[WHAT THE TASK REQUIRES]
Reply with one number: the count of lines in the data that hold the string "gain".

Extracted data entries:
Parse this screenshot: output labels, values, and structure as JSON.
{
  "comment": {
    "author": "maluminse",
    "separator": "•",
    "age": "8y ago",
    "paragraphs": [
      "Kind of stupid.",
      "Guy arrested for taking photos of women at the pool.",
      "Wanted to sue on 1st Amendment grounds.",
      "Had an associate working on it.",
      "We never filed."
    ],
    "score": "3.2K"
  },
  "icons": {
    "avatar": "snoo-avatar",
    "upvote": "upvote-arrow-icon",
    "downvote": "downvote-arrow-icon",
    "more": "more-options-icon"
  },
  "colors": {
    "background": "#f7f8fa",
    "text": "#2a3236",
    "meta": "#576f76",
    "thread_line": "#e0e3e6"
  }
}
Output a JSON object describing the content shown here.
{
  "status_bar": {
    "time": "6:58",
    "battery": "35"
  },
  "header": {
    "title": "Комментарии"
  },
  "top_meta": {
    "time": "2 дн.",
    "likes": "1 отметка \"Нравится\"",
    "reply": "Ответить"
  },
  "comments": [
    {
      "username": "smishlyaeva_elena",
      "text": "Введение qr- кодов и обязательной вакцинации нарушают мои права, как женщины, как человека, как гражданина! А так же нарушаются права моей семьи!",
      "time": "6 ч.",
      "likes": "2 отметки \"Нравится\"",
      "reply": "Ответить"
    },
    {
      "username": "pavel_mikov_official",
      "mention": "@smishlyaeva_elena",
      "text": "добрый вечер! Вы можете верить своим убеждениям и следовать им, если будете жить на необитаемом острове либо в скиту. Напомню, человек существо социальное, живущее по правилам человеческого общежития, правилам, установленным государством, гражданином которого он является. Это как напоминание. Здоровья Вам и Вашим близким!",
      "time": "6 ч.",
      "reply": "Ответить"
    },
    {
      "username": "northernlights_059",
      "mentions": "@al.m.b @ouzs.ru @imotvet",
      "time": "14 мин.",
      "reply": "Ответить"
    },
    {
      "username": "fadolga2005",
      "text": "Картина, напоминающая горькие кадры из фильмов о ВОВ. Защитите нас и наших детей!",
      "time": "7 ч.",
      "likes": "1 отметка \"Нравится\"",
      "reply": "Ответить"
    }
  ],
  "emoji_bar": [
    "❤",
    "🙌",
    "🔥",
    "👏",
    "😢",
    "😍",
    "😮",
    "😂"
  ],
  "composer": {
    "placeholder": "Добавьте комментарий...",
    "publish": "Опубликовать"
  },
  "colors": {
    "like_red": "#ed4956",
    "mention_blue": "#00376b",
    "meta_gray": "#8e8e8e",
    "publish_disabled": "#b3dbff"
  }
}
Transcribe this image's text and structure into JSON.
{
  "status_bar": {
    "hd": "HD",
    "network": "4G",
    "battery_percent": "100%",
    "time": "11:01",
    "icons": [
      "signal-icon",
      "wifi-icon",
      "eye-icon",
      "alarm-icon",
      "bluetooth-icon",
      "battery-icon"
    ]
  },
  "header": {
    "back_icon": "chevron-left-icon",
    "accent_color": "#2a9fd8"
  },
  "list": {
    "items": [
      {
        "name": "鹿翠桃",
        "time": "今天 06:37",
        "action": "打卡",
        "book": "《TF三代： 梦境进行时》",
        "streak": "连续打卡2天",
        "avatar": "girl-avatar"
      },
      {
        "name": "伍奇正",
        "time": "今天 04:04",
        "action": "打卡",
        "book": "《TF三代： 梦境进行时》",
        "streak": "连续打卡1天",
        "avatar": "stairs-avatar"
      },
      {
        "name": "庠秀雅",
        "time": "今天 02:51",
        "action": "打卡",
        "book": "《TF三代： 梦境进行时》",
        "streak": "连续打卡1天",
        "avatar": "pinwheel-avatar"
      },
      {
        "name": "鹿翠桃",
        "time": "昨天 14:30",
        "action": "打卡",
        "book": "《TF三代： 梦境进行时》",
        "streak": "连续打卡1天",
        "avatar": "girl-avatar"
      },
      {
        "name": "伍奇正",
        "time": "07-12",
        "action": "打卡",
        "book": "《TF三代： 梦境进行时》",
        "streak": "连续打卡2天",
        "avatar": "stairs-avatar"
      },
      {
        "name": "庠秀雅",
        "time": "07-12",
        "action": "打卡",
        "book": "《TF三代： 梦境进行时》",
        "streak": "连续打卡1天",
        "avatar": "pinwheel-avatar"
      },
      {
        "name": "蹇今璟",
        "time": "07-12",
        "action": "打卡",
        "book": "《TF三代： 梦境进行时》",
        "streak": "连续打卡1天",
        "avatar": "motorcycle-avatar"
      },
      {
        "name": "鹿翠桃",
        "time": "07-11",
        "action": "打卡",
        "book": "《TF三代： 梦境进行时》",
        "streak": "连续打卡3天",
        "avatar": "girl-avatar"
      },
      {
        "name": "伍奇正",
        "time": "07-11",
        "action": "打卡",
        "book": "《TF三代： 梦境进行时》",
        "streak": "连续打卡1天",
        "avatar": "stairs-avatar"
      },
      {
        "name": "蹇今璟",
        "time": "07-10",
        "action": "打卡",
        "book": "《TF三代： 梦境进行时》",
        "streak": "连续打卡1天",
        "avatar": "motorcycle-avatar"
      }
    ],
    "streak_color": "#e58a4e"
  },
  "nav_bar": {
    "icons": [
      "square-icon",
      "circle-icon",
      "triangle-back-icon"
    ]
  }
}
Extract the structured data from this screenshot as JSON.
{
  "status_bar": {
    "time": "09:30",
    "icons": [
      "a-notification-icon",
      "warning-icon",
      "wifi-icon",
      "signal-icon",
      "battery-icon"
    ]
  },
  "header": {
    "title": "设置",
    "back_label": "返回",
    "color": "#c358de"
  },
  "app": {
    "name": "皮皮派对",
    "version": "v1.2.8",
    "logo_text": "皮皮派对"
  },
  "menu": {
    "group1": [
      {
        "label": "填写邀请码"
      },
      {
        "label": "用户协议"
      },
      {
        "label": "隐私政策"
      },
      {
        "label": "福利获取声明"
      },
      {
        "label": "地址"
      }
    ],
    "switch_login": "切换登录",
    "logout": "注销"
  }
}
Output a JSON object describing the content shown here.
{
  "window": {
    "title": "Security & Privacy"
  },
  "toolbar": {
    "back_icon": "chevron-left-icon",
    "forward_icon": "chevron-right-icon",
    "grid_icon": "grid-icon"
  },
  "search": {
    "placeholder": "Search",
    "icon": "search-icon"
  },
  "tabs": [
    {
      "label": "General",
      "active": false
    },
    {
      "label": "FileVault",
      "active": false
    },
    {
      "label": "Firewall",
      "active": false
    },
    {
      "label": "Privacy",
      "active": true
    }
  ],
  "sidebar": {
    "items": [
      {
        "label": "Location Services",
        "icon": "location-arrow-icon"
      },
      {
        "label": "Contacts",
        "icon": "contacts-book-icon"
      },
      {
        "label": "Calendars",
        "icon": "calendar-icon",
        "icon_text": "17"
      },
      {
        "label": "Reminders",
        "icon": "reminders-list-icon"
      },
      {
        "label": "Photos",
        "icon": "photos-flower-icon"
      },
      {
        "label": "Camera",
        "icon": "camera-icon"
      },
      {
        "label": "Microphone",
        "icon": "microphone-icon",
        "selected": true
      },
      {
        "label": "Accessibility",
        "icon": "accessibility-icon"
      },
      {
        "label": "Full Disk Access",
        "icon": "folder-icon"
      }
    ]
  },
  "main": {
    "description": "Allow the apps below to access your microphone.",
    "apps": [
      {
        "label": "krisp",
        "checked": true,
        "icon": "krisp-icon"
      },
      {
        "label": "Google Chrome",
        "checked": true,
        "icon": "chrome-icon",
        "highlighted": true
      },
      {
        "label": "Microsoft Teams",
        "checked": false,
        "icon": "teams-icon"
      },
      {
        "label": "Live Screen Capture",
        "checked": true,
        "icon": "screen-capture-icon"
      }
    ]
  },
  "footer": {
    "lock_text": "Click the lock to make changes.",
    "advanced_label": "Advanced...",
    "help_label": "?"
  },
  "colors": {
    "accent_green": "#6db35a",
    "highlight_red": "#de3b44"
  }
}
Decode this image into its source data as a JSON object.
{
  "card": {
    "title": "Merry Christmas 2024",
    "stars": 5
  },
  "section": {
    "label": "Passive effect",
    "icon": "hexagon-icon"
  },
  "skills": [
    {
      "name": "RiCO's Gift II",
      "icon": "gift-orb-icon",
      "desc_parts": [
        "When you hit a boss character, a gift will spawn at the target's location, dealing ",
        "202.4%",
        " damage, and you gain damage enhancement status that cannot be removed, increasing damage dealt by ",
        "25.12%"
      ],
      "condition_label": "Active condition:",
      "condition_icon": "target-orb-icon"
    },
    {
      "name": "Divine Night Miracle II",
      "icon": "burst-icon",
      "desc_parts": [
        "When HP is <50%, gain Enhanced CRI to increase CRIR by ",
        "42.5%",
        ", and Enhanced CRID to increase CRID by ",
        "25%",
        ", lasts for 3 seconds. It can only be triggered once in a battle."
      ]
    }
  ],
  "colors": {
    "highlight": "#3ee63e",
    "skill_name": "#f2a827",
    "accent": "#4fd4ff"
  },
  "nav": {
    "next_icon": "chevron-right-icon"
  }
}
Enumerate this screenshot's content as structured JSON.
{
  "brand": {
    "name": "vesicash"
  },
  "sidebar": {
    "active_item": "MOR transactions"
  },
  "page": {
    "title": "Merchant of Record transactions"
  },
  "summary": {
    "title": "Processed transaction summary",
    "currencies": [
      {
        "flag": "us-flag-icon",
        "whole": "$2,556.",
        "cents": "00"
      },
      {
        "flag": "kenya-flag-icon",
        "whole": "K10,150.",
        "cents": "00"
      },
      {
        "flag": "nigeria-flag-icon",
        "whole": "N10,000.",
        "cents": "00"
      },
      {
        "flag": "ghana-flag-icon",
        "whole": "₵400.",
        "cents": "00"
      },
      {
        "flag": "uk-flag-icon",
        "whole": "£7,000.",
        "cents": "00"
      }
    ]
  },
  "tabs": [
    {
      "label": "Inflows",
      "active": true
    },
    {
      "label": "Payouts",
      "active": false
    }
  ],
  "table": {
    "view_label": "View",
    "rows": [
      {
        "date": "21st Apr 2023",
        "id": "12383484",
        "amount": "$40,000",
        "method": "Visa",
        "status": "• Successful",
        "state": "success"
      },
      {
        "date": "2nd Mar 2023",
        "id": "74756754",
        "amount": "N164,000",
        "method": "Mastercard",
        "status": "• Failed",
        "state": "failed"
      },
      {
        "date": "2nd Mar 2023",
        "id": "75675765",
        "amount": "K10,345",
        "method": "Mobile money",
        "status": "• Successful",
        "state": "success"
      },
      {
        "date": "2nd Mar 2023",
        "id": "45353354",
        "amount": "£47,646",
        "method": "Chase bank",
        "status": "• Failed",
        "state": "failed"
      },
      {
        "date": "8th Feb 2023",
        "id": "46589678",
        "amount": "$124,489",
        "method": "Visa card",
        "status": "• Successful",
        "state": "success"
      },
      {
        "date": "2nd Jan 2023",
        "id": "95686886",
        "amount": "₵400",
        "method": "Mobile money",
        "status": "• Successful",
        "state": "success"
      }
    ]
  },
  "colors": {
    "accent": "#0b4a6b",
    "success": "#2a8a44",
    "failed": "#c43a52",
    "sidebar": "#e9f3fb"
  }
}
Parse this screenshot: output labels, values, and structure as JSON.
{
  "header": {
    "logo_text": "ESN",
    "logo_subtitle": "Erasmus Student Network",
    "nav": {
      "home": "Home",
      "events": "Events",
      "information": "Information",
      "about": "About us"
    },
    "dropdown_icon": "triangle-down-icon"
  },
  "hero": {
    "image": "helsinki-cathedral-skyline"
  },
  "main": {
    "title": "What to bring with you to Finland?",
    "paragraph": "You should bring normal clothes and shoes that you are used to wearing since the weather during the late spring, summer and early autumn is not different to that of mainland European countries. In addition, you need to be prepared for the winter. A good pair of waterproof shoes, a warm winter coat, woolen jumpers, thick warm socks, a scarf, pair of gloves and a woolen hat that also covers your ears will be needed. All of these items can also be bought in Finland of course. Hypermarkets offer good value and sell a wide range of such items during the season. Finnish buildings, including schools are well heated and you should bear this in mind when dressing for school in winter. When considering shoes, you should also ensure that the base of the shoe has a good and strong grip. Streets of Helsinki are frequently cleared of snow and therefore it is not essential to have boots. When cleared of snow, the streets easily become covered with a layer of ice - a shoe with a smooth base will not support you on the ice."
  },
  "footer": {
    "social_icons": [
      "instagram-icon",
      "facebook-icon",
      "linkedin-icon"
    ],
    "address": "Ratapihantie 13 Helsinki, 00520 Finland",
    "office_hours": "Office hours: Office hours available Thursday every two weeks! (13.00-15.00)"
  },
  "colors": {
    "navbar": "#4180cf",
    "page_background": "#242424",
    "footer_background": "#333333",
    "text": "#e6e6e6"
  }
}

[FULL SOLUTION]
2